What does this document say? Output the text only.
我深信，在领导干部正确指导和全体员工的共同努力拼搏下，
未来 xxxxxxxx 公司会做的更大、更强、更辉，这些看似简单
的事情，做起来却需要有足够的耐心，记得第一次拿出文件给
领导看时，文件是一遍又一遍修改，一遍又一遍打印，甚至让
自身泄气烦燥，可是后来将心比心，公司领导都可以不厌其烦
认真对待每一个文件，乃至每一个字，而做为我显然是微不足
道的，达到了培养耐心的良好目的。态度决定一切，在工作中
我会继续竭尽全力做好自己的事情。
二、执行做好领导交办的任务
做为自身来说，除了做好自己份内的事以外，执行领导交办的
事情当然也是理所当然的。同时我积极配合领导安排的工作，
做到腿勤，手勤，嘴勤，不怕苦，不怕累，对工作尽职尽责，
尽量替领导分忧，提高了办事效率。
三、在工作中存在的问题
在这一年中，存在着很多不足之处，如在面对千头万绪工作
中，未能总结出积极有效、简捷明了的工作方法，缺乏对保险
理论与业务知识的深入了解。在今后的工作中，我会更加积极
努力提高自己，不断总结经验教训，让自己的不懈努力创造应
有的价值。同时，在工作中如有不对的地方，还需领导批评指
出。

• **Task to carry out**
Copy each line of the data above without altering a single character.

• **In response**
What does this document say? Output the text only.
我深信，在领导干部正确指导和全体员工的共同努力拼搏下，
未来 xxxxxxxx 公司会做的更大、更强、更辉，这些看似简单
的事情，做起来却需要有足够的耐心，记得第一次拿出文件给
领导看时，文件是一遍又一遍修改，一遍又一遍打印，甚至让
自身泄气烦燥，可是后来将心比心，公司领导都可以不厌其烦
认真对待每一个文件，乃至每一个字，而做为我显然是微不足
道的，达到了培养耐心的良好目的。态度决定一切，在工作中
我会继续竭尽全力做好自己的事情。
二、执行做好领导交办的任务
做为自身来说，除了做好自己份内的事以外，执行领导交办的
事情当然也是理所当然的。同时我积极配合领导安排的工作，
做到腿勤，手勤，嘴勤，不怕苦，不怕累，对工作尽职尽责，
尽量替领导分忧，提高了办事效率。
三、在工作中存在的问题
在这一年中，存在着很多不足之处，如在面对千头万绪工作
中，未能总结出积极有效、简捷明了的工作方法，缺乏对保险
理论与业务知识的深入了解。在今后的工作中，我会更加积极
努力提高自己，不断总结经验教训，让自己的不懈努力创造应
有的价值。同时，在工作中如有不对的地方，还需领导批评指
出。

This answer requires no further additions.